Records about charts and figures
════

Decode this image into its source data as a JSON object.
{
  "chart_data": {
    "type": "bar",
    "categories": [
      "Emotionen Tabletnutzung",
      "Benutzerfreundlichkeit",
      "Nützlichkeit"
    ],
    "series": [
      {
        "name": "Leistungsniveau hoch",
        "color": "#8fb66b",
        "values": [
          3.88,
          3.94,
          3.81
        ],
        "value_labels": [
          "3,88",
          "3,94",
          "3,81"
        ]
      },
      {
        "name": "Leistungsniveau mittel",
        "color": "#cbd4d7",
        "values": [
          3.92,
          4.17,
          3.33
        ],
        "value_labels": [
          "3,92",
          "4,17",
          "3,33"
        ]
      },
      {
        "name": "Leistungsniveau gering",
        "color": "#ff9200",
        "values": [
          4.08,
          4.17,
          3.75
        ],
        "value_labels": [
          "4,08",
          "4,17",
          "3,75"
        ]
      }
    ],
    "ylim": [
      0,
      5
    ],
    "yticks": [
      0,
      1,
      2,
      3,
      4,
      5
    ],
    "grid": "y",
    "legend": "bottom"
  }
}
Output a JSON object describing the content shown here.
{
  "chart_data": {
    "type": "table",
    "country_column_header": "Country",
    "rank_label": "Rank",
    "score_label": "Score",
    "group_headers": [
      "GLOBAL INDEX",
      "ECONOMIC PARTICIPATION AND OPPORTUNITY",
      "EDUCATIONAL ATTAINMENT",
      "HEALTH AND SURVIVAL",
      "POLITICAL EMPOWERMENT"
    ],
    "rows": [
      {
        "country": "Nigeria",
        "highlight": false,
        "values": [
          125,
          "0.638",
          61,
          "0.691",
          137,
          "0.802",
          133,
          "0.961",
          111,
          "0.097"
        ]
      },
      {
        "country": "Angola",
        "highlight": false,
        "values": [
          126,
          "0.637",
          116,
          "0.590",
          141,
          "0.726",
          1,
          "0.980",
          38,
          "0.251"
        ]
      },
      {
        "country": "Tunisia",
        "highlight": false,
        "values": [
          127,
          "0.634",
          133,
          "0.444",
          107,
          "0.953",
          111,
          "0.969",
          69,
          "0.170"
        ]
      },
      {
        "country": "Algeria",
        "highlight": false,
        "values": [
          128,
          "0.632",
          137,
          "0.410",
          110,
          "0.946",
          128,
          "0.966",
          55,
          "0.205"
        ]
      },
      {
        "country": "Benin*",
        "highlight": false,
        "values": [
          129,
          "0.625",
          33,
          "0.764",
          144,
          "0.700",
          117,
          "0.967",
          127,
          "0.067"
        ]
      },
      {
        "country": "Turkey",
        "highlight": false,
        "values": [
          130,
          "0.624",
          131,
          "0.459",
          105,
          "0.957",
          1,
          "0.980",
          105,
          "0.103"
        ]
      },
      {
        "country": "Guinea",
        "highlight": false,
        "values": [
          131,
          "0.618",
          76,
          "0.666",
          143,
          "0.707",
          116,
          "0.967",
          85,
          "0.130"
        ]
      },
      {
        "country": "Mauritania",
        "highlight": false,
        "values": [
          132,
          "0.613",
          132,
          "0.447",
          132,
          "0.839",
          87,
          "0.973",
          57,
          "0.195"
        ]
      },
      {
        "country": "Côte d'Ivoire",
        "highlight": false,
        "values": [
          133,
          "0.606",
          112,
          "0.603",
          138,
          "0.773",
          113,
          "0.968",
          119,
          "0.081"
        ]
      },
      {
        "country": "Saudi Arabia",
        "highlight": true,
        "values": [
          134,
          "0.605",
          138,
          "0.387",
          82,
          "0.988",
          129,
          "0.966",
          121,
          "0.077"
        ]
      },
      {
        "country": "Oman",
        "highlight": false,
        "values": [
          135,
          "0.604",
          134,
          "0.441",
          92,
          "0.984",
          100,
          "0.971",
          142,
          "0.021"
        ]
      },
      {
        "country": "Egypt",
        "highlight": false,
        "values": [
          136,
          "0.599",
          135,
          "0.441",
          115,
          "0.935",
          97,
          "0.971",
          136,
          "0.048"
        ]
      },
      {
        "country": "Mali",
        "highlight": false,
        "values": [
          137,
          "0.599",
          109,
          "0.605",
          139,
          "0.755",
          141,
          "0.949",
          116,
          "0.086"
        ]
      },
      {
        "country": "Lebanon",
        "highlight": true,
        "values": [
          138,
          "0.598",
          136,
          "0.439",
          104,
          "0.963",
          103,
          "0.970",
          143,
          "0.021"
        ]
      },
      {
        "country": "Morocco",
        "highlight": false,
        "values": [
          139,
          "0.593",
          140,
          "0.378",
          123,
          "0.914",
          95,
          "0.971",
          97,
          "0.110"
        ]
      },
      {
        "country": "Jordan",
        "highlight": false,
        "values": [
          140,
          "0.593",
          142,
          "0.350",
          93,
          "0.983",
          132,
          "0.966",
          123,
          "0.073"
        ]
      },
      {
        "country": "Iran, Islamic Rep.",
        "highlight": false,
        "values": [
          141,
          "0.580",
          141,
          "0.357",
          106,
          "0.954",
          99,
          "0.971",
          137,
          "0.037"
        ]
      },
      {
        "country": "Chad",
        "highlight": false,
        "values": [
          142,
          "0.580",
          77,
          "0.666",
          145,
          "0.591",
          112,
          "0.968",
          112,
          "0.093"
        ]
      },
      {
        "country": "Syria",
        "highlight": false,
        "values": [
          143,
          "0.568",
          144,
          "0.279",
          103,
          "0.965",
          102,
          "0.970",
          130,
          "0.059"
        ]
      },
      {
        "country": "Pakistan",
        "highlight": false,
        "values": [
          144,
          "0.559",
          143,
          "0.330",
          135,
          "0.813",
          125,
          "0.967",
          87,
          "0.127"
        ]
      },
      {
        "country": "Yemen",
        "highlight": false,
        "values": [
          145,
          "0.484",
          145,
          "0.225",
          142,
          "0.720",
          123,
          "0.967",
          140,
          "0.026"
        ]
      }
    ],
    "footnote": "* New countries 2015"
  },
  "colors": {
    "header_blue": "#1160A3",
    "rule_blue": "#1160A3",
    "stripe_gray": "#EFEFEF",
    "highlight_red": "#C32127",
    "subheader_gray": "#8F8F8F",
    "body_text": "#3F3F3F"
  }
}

════

Return all lines containing "name".

        "name": "Leistungsniveau hoch",
        "name": "Leistungsniveau mittel",
        "name": "Leistungsniveau gering",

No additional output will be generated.